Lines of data

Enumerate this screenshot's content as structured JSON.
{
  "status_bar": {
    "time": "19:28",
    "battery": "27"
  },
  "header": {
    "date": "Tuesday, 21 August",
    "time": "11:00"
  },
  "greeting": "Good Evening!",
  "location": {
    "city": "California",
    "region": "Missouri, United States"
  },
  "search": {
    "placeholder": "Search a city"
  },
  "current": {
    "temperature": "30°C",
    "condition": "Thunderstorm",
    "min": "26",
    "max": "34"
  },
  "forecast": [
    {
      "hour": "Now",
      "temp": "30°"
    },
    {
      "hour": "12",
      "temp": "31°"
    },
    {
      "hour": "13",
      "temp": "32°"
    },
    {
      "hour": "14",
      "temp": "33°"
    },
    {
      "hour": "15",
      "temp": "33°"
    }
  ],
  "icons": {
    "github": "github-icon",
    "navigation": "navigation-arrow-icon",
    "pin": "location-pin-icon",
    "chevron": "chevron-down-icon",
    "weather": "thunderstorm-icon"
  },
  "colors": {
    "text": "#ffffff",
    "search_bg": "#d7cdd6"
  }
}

**Job:** The data above must be returned in full, exactly as written.

**Written answer:**
Enumerate this screenshot's content as structured JSON.
{
  "status_bar": {
    "time": "19:28",
    "battery": "27"
  },
  "header": {
    "date": "Tuesday, 21 August",
    "time": "11:00"
  },
  "greeting": "Good Evening!",
  "location": {
    "city": "California",
    "region": "Missouri, United States"
  },
  "search": {
    "placeholder": "Search a city"
  },
  "current": {
    "temperature": "30°C",
    "condition": "Thunderstorm",
    "min": "26",
    "max": "34"
  },
  "forecast": [
    {
      "hour": "Now",
      "temp": "30°"
    },
    {
      "hour": "12",
      "temp": "31°"
    },
    {
      "hour": "13",
      "temp": "32°"
    },
    {
      "hour": "14",
      "temp": "33°"
    },
    {
      "hour": "15",
      "temp": "33°"
    }
  ],
  "icons": {
    "github": "github-icon",
    "navigation": "navigation-arrow-icon",
    "pin": "location-pin-icon",
    "chevron": "chevron-down-icon",
    "weather": "thunderstorm-icon"
  },
  "colors": {
    "text": "#ffffff",
    "search_bg": "#d7cdd6"
  }
}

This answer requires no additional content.